### Short task
Identify the lines that contain the string "моря", then copy each of them.

Data entries:
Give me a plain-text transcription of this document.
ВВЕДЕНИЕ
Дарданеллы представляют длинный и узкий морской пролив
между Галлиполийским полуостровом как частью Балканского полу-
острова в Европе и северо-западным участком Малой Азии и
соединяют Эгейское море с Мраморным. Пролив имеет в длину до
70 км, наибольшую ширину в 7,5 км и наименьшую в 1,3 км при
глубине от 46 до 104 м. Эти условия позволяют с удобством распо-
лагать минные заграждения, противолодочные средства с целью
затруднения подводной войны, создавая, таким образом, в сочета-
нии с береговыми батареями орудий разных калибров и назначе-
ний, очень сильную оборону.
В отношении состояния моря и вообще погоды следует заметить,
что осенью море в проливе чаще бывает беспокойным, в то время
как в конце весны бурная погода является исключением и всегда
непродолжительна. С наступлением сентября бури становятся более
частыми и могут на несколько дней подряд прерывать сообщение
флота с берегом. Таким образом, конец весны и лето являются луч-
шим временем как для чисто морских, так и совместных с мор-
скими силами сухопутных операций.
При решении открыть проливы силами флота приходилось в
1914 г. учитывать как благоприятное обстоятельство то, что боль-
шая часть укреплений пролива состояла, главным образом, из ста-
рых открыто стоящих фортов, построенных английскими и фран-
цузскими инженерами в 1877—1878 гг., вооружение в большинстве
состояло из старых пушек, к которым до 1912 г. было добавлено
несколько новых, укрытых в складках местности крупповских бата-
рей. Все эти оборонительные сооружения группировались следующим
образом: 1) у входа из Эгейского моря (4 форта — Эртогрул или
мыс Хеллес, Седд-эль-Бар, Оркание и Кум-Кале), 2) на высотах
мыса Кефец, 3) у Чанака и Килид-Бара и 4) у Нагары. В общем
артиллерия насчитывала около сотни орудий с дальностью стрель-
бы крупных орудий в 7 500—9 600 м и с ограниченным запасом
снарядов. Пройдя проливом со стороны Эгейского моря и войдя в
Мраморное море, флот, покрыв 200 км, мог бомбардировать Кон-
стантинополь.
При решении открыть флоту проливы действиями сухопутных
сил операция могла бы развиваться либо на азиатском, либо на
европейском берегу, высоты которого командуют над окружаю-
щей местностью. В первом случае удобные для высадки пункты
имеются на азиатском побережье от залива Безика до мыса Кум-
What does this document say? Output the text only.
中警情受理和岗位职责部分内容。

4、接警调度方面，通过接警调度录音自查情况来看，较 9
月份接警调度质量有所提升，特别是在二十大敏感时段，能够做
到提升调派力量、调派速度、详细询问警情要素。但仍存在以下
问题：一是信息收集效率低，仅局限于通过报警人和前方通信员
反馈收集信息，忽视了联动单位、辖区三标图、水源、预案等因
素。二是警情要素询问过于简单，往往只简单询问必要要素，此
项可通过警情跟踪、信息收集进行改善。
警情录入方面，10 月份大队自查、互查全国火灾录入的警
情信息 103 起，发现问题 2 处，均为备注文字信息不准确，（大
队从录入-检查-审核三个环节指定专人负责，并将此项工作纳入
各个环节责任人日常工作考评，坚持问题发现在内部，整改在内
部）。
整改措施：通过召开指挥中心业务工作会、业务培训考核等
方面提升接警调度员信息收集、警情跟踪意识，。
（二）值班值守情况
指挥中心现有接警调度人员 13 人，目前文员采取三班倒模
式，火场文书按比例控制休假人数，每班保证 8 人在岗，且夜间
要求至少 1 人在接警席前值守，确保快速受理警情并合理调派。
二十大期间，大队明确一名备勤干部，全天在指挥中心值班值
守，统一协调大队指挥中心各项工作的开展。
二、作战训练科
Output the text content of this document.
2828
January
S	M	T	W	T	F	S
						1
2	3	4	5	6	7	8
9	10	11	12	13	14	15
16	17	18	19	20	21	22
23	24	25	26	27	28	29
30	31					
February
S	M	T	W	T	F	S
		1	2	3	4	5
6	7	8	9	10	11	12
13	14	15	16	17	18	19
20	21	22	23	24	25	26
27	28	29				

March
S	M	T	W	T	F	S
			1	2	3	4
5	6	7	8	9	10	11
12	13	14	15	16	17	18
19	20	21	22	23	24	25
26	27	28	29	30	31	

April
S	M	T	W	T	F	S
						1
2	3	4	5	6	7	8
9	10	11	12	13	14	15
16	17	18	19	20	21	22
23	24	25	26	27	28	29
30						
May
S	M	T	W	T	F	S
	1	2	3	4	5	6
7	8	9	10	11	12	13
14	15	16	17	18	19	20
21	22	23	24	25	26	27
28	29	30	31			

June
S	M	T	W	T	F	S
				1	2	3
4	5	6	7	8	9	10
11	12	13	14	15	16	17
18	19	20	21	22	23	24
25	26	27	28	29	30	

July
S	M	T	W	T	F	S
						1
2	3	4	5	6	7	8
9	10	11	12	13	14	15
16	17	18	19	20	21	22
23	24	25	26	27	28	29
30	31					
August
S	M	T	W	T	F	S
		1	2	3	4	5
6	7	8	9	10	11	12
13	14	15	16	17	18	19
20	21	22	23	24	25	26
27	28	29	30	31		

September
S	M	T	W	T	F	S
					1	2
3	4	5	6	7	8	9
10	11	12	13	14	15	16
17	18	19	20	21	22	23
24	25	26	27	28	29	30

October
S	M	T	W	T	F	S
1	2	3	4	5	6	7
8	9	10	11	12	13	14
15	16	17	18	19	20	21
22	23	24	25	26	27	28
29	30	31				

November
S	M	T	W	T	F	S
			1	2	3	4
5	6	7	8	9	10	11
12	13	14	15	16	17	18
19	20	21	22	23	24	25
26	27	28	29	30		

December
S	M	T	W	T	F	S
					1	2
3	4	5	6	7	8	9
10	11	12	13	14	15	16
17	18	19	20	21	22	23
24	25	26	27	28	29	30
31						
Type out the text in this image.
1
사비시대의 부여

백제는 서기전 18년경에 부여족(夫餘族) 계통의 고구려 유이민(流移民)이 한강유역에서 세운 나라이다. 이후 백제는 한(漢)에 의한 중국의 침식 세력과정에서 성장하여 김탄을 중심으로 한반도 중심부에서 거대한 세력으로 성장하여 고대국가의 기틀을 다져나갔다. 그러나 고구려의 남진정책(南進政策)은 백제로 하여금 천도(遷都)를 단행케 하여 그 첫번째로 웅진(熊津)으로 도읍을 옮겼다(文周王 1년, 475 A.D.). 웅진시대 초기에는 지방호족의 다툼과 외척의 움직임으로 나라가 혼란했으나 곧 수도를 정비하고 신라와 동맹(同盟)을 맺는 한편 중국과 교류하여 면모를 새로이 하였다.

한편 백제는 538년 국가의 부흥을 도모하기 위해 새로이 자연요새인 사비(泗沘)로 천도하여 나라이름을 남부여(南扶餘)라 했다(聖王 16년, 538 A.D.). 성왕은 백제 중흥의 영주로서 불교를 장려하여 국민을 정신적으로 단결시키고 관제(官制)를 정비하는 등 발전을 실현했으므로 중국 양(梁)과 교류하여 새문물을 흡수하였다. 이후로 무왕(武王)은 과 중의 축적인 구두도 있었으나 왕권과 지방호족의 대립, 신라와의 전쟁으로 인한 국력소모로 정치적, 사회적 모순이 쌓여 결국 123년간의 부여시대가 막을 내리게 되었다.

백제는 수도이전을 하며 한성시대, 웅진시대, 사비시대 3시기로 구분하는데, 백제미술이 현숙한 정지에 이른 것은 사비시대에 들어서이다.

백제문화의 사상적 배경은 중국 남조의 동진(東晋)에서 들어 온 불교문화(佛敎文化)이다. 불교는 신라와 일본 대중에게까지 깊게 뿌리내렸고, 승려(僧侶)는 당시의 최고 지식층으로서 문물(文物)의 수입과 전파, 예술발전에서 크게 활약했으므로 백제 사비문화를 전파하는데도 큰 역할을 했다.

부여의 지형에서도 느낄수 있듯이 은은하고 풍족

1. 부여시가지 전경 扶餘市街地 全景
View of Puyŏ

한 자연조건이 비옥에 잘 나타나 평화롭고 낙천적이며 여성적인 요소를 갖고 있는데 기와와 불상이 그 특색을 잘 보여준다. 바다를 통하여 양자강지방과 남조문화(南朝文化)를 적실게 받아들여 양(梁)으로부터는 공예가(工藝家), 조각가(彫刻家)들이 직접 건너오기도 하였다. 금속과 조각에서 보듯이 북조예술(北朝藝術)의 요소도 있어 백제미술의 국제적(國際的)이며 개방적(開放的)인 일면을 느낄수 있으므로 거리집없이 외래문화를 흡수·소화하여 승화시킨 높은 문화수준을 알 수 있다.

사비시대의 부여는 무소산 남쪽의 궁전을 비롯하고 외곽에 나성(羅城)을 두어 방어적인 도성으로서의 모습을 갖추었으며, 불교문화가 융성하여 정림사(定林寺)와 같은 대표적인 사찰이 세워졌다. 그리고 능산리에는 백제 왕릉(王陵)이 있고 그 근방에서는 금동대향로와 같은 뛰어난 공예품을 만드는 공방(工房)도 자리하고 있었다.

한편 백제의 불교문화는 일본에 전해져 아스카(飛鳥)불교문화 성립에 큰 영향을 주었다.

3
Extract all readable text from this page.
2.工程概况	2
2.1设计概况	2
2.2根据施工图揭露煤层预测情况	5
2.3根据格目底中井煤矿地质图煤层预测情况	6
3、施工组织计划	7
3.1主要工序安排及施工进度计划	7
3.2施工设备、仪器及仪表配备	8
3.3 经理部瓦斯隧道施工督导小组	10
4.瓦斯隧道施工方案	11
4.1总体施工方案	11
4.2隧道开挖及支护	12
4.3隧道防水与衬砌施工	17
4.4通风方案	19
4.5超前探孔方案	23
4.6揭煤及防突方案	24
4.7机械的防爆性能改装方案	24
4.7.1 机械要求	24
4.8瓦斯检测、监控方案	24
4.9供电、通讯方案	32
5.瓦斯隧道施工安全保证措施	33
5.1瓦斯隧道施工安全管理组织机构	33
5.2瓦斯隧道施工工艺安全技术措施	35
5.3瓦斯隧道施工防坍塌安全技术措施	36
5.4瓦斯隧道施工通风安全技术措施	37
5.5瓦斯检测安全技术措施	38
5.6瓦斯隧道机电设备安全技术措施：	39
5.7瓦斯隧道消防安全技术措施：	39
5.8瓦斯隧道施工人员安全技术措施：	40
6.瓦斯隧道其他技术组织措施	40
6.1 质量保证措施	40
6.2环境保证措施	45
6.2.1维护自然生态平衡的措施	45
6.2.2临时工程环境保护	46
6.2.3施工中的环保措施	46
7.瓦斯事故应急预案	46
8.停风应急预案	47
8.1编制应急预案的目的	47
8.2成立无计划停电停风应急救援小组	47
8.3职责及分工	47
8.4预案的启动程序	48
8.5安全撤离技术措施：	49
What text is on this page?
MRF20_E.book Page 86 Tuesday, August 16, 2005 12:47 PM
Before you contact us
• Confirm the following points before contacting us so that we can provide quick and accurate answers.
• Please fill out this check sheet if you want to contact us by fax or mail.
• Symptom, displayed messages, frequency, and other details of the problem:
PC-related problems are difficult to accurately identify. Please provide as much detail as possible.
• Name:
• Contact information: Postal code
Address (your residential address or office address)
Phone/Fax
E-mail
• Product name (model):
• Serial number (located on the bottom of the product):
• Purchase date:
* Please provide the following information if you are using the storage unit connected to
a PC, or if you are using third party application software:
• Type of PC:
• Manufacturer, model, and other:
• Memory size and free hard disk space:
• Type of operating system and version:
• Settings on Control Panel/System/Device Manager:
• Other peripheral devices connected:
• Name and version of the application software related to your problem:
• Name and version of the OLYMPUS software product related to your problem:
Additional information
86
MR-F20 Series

### Solution to this problem
В отношении состояния моря и вообще погоды следует заметить,
образом: 1) у входа из Эгейского моря (4 форта — Эртогрул или
снарядов. Пройдя проливом со стороны Эгейского моря и войдя в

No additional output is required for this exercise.